**Page text:**
● ● ●
This topic describes how to use PyTorch Profiler to identify the performance bottlenecks of a PyTorch model, use NVIDIA TensorRT to optimize the model, and then use Triton Inference Server to deploy the optimized model. In this topic, a PyTorch ResNet-50 model is used.

Background information

NVIDIA TensorRT is an SDK that is used to accelerate model inference for deep learning tasks. NVIDIA TensorRT includes deep learning inference optimizers and runtimes that reduce inference latencies and improve the throughput. Triton Inference Server is an open source model inference framework provided by NVIDIA. Triton Inference Server supports mainstream machine learning frameworks, such as PyTorch, TensorFlow, NVIDIA TensorRT, and ONNX.

Typically, deep learning models are evaluated and optimized after the models are trained. This allows you to reduce the inference latency and throughput before you release the model. These optimizations reduce the amount of GPU memory required by the model and enable GPU sharing to improve GPU utilization.

In this topic, a PyTorch ResNet-50 model is trained to recognize the following figure dog.jpg. PyTorch Profiler is used to identify the performance bottlenecks of the PyTorch ResNet-50 model. NVIDIA TensorRT is used to optimize the model. Triton Inference Server is used to deploy the optimized model. dog

Prerequisites

Step 1: Use PyTorch Profiler to identify the performance bottlenecks of a PyTorch ResNet-50 model

PyTorch 1.8.1 and later versions provide PyTorch Profiler to identify the performance bottlenecks of a model during training and inference. PyTorch Profiler can work with TensorBoard, which visualizes the analytical report of PyTorch Profiler.

  1. Run the following commands to generate the PyTorch Profiler log:
    Note For more information about the imagenet_classes.txt file in with open("imagenet_classes.txt") as f:, see imagenet_classes.
    import torch
    from torchvision import models
    import torchvision.transforms as T
    from PIL import Image
    import time
    
    # Preprocess the image. 
    def preprocess_image(img_path):
        transform = T.Compose([
        T.Resize(224),
        T.CenterCrop(224),
        T.ToTensor(),
        T.Normalize(mean=[0.485, 0.456, 0.406], std=[0.229, 0.224, 0.225]),])
    
        # Read the image. 
        input_image = Image.open(img_path)
        # Convert the image format. 
        input_data = transform(input_image)
    
        batch_data = torch.unsqueeze(input_data, 0)
    
        return batch_data
    
    
    # Postprocess the prediction result. 
    def postprocess(output_data):
        # Read ImageNet classes. 
        with open("imagenet_classes.txt") as f: 
            classes = [line.strip() for line in f.readlines()]
        # Use Softmax to obtain the readable prediction result.
● ● ●
**Task item:** Condense the paragraph in the page text above that begins "NVIDIA TensorRT is an SDK" into a short bulleted list that keeps its main facts.
● ● ●
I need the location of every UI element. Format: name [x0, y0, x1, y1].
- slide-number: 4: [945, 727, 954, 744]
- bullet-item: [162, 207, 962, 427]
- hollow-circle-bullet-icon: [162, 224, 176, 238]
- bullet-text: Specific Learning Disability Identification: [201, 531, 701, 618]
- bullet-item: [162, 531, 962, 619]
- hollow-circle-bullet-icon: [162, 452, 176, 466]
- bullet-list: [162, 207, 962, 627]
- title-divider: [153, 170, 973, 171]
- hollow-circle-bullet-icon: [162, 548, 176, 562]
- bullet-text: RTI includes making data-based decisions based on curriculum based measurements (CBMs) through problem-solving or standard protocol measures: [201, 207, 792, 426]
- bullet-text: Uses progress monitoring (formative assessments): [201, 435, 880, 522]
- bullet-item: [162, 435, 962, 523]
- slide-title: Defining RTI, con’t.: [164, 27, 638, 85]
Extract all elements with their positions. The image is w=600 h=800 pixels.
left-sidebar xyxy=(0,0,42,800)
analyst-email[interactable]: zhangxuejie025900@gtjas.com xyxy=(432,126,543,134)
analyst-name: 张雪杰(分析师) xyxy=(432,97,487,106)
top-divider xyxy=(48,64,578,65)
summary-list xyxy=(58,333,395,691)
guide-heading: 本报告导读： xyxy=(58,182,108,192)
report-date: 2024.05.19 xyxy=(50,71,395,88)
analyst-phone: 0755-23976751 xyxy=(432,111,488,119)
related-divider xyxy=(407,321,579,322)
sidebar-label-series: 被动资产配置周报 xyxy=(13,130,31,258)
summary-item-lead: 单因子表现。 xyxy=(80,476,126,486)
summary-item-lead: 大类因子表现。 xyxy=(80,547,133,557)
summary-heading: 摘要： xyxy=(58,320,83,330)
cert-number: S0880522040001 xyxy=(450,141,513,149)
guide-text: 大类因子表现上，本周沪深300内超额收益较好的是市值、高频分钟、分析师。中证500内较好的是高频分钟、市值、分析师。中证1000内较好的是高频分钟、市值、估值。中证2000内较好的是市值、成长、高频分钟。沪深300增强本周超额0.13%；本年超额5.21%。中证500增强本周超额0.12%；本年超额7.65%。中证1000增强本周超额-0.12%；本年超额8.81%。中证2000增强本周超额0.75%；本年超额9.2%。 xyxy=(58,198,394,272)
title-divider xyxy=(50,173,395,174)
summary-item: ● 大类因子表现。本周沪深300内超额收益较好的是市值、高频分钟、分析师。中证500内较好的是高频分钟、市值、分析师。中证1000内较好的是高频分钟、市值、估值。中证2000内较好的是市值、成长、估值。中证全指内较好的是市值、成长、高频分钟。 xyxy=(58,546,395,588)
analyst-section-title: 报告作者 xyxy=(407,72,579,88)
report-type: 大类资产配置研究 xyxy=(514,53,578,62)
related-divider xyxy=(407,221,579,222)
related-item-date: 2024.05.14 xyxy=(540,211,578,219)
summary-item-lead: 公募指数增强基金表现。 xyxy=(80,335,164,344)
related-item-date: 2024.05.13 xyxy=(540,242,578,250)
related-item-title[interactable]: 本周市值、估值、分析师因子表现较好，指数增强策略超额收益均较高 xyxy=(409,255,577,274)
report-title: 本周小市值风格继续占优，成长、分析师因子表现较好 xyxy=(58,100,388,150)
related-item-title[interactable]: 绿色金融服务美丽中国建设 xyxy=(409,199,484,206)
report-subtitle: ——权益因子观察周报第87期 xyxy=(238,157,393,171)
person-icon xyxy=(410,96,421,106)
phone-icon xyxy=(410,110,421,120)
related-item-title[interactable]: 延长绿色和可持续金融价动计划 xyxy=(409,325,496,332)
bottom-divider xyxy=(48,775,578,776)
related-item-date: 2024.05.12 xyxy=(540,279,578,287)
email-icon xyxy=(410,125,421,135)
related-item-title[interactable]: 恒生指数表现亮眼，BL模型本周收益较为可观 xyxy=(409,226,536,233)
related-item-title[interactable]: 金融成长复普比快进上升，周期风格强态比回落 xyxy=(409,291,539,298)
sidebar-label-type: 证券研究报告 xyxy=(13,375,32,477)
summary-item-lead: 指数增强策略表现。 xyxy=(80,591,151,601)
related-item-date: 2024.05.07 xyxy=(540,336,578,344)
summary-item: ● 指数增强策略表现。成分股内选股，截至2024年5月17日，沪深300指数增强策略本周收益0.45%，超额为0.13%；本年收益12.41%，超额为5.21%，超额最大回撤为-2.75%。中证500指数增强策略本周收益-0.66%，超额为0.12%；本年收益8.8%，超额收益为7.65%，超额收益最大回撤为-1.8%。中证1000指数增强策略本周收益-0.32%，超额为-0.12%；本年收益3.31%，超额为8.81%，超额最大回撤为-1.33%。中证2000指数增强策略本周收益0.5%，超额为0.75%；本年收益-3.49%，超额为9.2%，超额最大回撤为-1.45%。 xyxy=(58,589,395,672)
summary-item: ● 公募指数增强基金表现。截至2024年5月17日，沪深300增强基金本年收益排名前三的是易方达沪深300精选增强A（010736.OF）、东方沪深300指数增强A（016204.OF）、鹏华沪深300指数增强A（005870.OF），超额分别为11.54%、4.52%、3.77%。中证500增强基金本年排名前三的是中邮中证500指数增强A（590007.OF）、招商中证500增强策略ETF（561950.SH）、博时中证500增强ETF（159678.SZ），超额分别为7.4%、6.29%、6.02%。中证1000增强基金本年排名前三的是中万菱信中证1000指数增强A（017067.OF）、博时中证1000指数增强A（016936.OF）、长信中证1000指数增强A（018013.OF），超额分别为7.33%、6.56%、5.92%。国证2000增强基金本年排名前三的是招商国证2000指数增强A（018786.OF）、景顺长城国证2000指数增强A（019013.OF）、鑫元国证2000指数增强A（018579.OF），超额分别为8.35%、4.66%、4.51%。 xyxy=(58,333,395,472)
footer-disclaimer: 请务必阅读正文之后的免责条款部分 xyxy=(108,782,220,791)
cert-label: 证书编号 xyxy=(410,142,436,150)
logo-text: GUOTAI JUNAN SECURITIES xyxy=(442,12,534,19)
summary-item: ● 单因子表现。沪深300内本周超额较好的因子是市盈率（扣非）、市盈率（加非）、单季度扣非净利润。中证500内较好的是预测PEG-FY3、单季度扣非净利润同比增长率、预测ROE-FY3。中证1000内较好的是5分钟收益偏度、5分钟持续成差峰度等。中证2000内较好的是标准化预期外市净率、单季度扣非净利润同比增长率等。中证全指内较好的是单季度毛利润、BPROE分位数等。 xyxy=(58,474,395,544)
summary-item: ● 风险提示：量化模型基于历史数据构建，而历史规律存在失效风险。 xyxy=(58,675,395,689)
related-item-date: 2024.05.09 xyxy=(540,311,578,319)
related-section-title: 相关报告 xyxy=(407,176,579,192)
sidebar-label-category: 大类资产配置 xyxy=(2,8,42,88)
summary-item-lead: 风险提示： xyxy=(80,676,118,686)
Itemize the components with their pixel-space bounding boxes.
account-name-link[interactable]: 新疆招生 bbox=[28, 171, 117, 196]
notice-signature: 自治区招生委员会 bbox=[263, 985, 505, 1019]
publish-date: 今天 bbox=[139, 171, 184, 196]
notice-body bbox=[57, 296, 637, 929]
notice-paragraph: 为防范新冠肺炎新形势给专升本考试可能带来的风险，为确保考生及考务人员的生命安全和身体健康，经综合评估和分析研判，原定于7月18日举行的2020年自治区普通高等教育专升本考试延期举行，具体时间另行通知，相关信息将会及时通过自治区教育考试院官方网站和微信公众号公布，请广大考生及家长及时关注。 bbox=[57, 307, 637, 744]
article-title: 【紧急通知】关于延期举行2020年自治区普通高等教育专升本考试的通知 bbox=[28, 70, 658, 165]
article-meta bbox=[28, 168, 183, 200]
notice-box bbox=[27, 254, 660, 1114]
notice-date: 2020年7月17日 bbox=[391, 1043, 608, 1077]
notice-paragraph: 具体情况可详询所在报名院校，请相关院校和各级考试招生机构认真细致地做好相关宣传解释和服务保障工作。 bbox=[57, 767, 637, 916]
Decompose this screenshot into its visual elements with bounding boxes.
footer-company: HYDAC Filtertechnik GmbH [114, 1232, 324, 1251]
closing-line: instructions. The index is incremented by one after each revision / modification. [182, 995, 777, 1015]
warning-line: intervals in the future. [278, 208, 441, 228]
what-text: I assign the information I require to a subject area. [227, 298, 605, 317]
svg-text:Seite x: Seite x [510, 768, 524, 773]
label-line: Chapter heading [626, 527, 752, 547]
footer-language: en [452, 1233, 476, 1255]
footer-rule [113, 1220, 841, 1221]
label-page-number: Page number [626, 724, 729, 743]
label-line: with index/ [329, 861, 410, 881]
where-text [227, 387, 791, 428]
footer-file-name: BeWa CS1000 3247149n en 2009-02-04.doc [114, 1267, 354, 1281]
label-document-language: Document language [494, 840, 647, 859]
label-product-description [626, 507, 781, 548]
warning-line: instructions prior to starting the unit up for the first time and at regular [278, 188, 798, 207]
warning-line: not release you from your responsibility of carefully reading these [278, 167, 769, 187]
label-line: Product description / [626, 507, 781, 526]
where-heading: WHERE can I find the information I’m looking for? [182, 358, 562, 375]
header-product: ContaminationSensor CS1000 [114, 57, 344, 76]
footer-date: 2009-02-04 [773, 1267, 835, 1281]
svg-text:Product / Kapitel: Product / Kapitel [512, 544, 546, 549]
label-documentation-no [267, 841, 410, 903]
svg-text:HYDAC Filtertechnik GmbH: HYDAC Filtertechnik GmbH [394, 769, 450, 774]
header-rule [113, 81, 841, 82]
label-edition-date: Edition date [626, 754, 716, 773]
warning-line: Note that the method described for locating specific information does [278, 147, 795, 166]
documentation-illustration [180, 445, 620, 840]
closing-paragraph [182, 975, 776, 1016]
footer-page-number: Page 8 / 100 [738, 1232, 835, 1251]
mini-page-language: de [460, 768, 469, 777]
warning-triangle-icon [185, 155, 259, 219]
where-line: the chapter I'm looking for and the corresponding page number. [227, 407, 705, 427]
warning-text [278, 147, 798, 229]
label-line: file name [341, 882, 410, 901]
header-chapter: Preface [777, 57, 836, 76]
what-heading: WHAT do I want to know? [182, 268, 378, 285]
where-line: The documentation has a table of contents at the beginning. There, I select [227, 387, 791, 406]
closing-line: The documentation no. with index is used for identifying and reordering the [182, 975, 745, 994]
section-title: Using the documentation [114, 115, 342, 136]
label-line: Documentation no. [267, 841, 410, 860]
● ● ●
**Output of the exercise:**
- NVIDIA TensorRT is an SDK that speeds up model inference for deep learning tasks.
- It includes inference optimizers and runtimes that lower latency and raise throughput.
- Triton Inference Server is NVIDIA's open source model inference framework.
- Triton supports mainstream frameworks such as PyTorch, TensorFlow, NVIDIA TensorRT, and ONNX.